> _Given task_
Give only the lines from the one containing "Read all visible content and emit it as JSON." through the end of the material below, exactly as written.

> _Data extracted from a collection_
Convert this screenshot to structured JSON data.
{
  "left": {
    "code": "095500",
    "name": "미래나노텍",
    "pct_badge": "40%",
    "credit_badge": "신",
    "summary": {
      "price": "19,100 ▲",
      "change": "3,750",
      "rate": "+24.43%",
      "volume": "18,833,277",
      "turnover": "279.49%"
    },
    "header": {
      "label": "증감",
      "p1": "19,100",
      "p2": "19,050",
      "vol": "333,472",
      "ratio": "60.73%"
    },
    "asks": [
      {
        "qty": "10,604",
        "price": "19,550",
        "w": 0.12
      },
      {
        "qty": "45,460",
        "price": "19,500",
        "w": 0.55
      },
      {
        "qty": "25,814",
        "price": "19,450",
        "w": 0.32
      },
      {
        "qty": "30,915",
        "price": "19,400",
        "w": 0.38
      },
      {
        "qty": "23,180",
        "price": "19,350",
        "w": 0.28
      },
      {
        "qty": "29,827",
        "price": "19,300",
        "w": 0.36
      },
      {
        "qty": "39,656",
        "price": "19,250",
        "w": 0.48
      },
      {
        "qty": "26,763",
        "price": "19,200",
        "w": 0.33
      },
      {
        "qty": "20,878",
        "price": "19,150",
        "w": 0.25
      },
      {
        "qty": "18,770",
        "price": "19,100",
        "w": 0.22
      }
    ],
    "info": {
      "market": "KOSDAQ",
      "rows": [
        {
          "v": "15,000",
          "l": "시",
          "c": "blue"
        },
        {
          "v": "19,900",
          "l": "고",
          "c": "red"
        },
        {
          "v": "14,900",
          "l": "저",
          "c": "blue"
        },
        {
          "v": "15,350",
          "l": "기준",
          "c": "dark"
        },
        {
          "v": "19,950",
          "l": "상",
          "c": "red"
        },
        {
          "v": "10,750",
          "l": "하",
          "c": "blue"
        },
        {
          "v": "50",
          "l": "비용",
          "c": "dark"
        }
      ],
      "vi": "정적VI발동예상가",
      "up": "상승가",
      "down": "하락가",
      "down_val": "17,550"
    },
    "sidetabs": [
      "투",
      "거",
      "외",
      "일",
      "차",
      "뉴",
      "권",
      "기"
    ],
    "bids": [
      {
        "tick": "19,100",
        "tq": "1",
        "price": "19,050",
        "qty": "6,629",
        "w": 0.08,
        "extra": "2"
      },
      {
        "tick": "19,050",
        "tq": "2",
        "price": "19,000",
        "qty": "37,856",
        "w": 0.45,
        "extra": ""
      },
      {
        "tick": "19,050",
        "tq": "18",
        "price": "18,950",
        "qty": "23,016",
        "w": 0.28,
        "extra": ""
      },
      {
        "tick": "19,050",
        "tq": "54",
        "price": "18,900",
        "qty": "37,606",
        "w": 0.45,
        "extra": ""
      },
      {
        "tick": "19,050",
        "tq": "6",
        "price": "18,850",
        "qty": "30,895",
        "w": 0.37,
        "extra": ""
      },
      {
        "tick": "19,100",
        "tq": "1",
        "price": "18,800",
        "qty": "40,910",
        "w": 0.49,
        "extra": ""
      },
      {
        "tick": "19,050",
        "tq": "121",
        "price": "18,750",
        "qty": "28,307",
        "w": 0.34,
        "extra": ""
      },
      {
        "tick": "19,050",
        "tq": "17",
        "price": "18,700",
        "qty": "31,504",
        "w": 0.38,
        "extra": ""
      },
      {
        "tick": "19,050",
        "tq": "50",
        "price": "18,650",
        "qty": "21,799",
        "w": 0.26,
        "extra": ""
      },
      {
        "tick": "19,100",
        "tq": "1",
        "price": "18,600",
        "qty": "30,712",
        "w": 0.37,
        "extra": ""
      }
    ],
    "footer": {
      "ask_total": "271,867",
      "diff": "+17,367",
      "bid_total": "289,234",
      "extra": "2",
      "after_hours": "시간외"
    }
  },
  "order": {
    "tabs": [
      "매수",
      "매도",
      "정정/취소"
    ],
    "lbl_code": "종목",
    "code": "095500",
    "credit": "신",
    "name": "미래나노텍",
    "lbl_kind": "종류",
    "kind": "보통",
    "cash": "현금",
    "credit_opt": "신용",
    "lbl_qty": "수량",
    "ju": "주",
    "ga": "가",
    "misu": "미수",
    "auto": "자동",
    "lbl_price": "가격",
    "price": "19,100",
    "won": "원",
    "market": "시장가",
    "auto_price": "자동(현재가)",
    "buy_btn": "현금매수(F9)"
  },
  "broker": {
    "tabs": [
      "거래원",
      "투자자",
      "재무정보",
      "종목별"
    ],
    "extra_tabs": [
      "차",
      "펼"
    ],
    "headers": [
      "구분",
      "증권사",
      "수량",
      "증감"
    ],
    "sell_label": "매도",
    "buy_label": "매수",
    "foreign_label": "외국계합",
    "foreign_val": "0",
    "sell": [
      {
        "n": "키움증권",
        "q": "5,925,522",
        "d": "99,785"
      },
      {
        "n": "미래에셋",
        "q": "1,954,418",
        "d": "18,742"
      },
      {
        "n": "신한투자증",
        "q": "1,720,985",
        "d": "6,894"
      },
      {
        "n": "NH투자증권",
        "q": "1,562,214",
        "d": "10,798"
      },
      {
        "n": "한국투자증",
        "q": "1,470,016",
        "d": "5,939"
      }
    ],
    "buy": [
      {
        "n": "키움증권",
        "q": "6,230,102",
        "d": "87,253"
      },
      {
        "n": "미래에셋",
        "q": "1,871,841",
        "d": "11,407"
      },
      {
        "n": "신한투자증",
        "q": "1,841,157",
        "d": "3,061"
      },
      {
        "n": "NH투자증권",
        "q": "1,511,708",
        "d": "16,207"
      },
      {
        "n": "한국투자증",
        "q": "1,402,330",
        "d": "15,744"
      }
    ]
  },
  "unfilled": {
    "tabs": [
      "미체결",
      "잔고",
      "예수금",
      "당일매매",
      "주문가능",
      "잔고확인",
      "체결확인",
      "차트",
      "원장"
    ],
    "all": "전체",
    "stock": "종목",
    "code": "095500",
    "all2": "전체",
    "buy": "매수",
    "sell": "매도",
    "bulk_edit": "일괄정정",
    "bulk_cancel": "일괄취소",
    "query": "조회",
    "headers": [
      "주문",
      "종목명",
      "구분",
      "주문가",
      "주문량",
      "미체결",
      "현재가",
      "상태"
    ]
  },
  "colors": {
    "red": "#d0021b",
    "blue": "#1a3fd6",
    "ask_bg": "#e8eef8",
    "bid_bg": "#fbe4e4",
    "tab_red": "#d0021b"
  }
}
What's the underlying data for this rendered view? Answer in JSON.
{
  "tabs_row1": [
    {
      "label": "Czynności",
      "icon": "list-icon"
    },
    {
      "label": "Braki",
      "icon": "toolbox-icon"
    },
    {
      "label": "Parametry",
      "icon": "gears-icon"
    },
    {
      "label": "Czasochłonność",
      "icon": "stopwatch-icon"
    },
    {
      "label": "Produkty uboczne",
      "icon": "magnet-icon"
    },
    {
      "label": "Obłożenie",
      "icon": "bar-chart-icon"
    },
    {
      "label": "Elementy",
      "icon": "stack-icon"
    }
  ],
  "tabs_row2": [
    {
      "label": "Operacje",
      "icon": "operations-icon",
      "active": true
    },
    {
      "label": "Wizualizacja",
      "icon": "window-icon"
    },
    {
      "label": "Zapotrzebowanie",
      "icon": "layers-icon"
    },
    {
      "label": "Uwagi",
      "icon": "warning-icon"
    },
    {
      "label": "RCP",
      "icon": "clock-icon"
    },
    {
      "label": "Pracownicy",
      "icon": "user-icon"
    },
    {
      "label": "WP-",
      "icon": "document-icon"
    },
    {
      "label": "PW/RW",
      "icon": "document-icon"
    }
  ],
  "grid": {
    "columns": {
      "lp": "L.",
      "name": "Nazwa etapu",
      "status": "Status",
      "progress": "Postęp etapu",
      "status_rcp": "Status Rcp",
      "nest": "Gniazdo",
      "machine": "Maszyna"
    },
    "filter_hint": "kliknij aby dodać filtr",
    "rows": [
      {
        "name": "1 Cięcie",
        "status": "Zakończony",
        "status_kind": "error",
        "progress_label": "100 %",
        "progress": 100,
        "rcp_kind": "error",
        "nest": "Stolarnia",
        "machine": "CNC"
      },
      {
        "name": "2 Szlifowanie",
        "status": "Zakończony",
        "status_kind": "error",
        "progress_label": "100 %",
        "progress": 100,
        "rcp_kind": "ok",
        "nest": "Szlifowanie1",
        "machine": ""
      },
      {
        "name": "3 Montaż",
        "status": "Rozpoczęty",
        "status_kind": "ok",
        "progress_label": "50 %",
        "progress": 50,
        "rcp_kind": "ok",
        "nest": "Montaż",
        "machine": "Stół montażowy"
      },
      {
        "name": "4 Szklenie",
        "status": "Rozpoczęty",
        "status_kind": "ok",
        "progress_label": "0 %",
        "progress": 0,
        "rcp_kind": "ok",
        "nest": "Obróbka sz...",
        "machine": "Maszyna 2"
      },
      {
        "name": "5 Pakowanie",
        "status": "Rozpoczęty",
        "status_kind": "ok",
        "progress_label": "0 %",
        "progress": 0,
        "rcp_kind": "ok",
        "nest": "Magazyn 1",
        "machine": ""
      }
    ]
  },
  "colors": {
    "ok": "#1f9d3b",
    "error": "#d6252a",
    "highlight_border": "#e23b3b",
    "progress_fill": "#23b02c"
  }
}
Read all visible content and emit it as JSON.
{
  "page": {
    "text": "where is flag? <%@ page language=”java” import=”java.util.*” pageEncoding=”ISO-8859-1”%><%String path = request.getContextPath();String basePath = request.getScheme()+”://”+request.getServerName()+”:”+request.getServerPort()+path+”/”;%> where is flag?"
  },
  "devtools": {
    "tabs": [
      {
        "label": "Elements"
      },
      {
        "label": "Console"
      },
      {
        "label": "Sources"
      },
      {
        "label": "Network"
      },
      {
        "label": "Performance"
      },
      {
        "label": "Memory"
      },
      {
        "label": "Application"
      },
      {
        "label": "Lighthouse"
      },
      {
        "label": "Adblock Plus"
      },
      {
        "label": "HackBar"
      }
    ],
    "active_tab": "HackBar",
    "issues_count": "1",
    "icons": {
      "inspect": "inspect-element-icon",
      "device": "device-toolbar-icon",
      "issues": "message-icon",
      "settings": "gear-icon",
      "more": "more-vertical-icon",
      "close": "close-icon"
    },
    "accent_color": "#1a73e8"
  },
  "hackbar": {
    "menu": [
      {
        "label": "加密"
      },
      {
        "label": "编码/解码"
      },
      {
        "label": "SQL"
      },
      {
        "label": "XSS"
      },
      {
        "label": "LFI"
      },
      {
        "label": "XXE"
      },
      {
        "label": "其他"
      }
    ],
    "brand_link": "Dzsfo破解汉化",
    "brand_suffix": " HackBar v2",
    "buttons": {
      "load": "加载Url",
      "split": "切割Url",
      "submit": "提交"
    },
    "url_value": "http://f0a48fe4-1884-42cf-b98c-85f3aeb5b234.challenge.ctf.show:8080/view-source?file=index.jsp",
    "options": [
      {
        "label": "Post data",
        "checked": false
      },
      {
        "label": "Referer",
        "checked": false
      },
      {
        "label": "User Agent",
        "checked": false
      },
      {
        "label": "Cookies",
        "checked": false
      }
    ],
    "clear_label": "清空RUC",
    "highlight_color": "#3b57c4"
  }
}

> _Task response_
Read all visible content and emit it as JSON.
{
  "page": {
    "text": "where is flag? <%@ page language=”java” import=”java.util.*” pageEncoding=”ISO-8859-1”%><%String path = request.getContextPath();String basePath = request.getScheme()+”://”+request.getServerName()+”:”+request.getServerPort()+path+”/”;%> where is flag?"
  },
  "devtools": {
    "tabs": [
      {
        "label": "Elements"
      },
      {
        "label": "Console"
      },
      {
        "label": "Sources"
      },
      {
        "label": "Network"
      },
      {
        "label": "Performance"
      },
      {
        "label": "Memory"
      },
      {
        "label": "Application"
      },
      {
        "label": "Lighthouse"
      },
      {
        "label": "Adblock Plus"
      },
      {
        "label": "HackBar"
      }
    ],
    "active_tab": "HackBar",
    "issues_count": "1",
    "icons": {
      "inspect": "inspect-element-icon",
      "device": "device-toolbar-icon",
      "issues": "message-icon",
      "settings": "gear-icon",
      "more": "more-vertical-icon",
      "close": "close-icon"
    },
    "accent_color": "#1a73e8"
  },
  "hackbar": {
    "menu": [
      {
        "label": "加密"
      },
      {
        "label": "编码/解码"
      },
      {
        "label": "SQL"
      },
      {
        "label": "XSS"
      },
      {
        "label": "LFI"
      },
      {
        "label": "XXE"
      },
      {
        "label": "其他"
      }
    ],
    "brand_link": "Dzsfo破解汉化",
    "brand_suffix": " HackBar v2",
    "buttons": {
      "load": "加载Url",
      "split": "切割Url",
      "submit": "提交"
    },
    "url_value": "http://f0a48fe4-1884-42cf-b98c-85f3aeb5b234.challenge.ctf.show:8080/view-source?file=index.jsp",
    "options": [
      {
        "label": "Post data",
        "checked": false
      },
      {
        "label": "Referer",
        "checked": false
      },
      {
        "label": "User Agent",
        "checked": false
      },
      {
        "label": "Cookies",
        "checked": false
      }
    ],
    "clear_label": "清空RUC",
    "highlight_color": "#3b57c4"
  }
}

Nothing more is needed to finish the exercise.